Skyler Mechelle Weinberg, left, and Sara McKenzie say their encounter with a wolf on a hike near Yale has left them in awe and with respect for the (Emelie Peacock photo)

Hope hikers encounter wolf near Alexandra Bridge

Wolf sightings uncommon, number of wolves growing in B.C.: conservation officer

Two Hope hikers were left awestruck after an encounter with what they are sure was a grey wolf.

Partners Sara McKenzie and Skyler Mechelle Weinberg were on a hike near Alexandra Bridge January 3. When they were down on the train tracks to take a few photos, they spotted what McKenzie at first thought was a coyote.

“About 25 metres away was what my brain told me was the biggest coyote I have ever seen in my life, in the middle of the train track, just staring at us,” she said, describing the animal as grey and brownish in colour, a long face and smaller ears. “My first thought was how do coyotes get that big.”

Before the panic set in, there was a moment of awe for both of them.

“There was a magical moment, it’s almost ethereal to be surrounded by silence in the middle of the woods and on train tracks and look behind you and see this creature that we’re taught to fear and also in awe of. It’s divine to witness that in nature,” Mechelle Weinberg said.

McKenzie then acted on what she had previously been told about wild animals, she made herself large and let out a low holler. When the animal didn’t retreat but instead started following them, McKenzie knew it was time to run.

They ran to where their car park, the animal following behind them and getting within 100 metres at one point. After the encounter, they called the Conservation Officer Service, who told the two it was highly unlikely that they had seen a wolf.

Wolf sightings are extremely rare in the Hope area said Bob Butcher, Sgt. for a zone that ranges from Chilliwack to Lillooet. He said two reports of wolf sightings have been received for the area this past year; one of a wounded wolf near Hells Gate and another of a pack of wolves in west Harrison.
______
Transcribe the passage of the article on the wolf encounter, starting at "They ran to" and ending at "in west Harrison.". The data that follow come from a separate source and are unrelated to the article on the wolf encounter.
______
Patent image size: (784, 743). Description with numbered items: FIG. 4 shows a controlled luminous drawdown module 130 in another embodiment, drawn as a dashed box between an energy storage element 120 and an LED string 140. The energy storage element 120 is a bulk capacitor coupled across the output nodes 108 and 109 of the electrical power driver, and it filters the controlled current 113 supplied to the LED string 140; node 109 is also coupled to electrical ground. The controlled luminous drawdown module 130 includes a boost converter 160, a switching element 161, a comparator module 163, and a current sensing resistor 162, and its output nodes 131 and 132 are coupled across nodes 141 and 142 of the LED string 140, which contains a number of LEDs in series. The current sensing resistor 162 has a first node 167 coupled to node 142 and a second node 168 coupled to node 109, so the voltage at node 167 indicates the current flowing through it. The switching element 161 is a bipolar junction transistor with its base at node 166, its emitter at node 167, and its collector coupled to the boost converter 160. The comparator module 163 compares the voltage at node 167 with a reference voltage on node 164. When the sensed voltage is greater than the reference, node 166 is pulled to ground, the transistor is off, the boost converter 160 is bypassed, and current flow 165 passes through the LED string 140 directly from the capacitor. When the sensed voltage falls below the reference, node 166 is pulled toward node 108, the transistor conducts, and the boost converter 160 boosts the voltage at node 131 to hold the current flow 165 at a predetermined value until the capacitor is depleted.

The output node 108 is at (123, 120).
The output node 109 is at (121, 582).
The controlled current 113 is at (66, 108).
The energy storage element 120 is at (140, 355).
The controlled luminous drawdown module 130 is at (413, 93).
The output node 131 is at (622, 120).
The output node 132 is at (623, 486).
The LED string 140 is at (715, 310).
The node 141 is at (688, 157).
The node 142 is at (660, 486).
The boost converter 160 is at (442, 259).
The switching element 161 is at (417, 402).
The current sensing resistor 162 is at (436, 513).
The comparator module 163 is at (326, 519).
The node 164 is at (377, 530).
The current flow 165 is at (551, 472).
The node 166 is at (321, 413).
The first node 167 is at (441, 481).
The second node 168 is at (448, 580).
______
Completed exercise:
They ran to where their car park, the animal following behind them and getting within 100 metres at one point. After the encounter, they called the Conservation Officer Service, who told the two it was highly unlikely that they had seen a wolf.

Wolf sightings are extremely rare in the Hope area said Bob Butcher, Sgt. for a zone that ranges from Chilliwack to Lillooet. He said two reports of wolf sightings have been received for the area this past year; one of a wounded wolf near Hells Gate and another of a pack of wolves in west Harrison.